◆ **Source material**:

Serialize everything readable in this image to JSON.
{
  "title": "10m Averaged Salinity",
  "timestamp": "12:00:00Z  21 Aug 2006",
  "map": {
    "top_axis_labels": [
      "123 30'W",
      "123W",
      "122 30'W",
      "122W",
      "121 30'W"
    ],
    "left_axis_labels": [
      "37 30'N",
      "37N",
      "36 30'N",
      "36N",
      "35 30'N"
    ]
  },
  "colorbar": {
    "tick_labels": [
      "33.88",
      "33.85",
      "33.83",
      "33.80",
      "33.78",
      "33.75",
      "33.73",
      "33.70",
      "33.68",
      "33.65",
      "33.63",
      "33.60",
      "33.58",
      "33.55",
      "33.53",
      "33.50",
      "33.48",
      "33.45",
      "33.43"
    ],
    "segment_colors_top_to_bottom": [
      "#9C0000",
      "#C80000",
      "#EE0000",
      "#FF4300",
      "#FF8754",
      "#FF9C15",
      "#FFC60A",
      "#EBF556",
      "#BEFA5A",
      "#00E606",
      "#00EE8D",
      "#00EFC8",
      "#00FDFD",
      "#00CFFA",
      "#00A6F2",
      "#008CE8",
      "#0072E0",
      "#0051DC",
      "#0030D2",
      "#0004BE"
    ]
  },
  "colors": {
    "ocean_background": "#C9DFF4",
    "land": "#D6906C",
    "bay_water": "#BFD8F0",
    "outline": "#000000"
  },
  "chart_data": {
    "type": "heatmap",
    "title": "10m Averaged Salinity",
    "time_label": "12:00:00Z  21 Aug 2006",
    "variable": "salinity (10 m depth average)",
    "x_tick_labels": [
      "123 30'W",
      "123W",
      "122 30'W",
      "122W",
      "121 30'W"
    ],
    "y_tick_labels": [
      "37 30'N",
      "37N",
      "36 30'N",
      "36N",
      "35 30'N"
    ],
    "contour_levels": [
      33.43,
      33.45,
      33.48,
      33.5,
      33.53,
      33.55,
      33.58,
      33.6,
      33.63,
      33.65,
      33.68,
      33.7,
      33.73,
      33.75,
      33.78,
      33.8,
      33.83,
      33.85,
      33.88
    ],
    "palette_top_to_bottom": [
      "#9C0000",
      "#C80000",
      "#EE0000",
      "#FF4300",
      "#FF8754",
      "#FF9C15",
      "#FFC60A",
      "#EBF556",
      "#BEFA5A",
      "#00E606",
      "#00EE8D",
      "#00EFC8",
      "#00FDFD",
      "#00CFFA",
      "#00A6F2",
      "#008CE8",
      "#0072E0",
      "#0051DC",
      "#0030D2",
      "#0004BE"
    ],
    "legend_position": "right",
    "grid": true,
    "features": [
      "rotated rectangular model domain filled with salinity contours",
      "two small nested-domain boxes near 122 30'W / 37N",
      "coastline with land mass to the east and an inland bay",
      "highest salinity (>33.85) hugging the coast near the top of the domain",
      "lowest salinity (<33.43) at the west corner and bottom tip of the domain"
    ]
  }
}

◆ **Exercise goal**: Your task is to repeat every line exactly.

◆ **The response**:
Serialize everything readable in this image to JSON.
{
  "title": "10m Averaged Salinity",
  "timestamp": "12:00:00Z  21 Aug 2006",
  "map": {
    "top_axis_labels": [
      "123 30'W",
      "123W",
      "122 30'W",
      "122W",
      "121 30'W"
    ],
    "left_axis_labels": [
      "37 30'N",
      "37N",
      "36 30'N",
      "36N",
      "35 30'N"
    ]
  },
  "colorbar": {
    "tick_labels": [
      "33.88",
      "33.85",
      "33.83",
      "33.80",
      "33.78",
      "33.75",
      "33.73",
      "33.70",
      "33.68",
      "33.65",
      "33.63",
      "33.60",
      "33.58",
      "33.55",
      "33.53",
      "33.50",
      "33.48",
      "33.45",
      "33.43"
    ],
    "segment_colors_top_to_bottom": [
      "#9C0000",
      "#C80000",
      "#EE0000",
      "#FF4300",
      "#FF8754",
      "#FF9C15",
      "#FFC60A",
      "#EBF556",
      "#BEFA5A",
      "#00E606",
      "#00EE8D",
      "#00EFC8",
      "#00FDFD",
      "#00CFFA",
      "#00A6F2",
      "#008CE8",
      "#0072E0",
      "#0051DC",
      "#0030D2",
      "#0004BE"
    ]
  },
  "colors": {
    "ocean_background": "#C9DFF4",
    "land": "#D6906C",
    "bay_water": "#BFD8F0",
    "outline": "#000000"
  },
  "chart_data": {
    "type": "heatmap",
    "title": "10m Averaged Salinity",
    "time_label": "12:00:00Z  21 Aug 2006",
    "variable": "salinity (10 m depth average)",
    "x_tick_labels": [
      "123 30'W",
      "123W",
      "122 30'W",
      "122W",
      "121 30'W"
    ],
    "y_tick_labels": [
      "37 30'N",
      "37N",
      "36 30'N",
      "36N",
      "35 30'N"
    ],
    "contour_levels": [
      33.43,
      33.45,
      33.48,
      33.5,
      33.53,
      33.55,
      33.58,
      33.6,
      33.63,
      33.65,
      33.68,
      33.7,
      33.73,
      33.75,
      33.78,
      33.8,
      33.83,
      33.85,
      33.88
    ],
    "palette_top_to_bottom": [
      "#9C0000",
      "#C80000",
      "#EE0000",
      "#FF4300",
      "#FF8754",
      "#FF9C15",
      "#FFC60A",
      "#EBF556",
      "#BEFA5A",
      "#00E606",
      "#00EE8D",
      "#00EFC8",
      "#00FDFD",
      "#00CFFA",
      "#00A6F2",
      "#008CE8",
      "#0072E0",
      "#0051DC",
      "#0030D2",
      "#0004BE"
    ],
    "legend_position": "right",
    "grid": true,
    "features": [
      "rotated rectangular model domain filled with salinity contours",
      "two small nested-domain boxes near 122 30'W / 37N",
      "coastline with land mass to the east and an inland bay",
      "highest salinity (>33.85) hugging the coast near the top of the domain",
      "lowest salinity (<33.43) at the west corner and bottom tip of the domain"
    ]
  }
}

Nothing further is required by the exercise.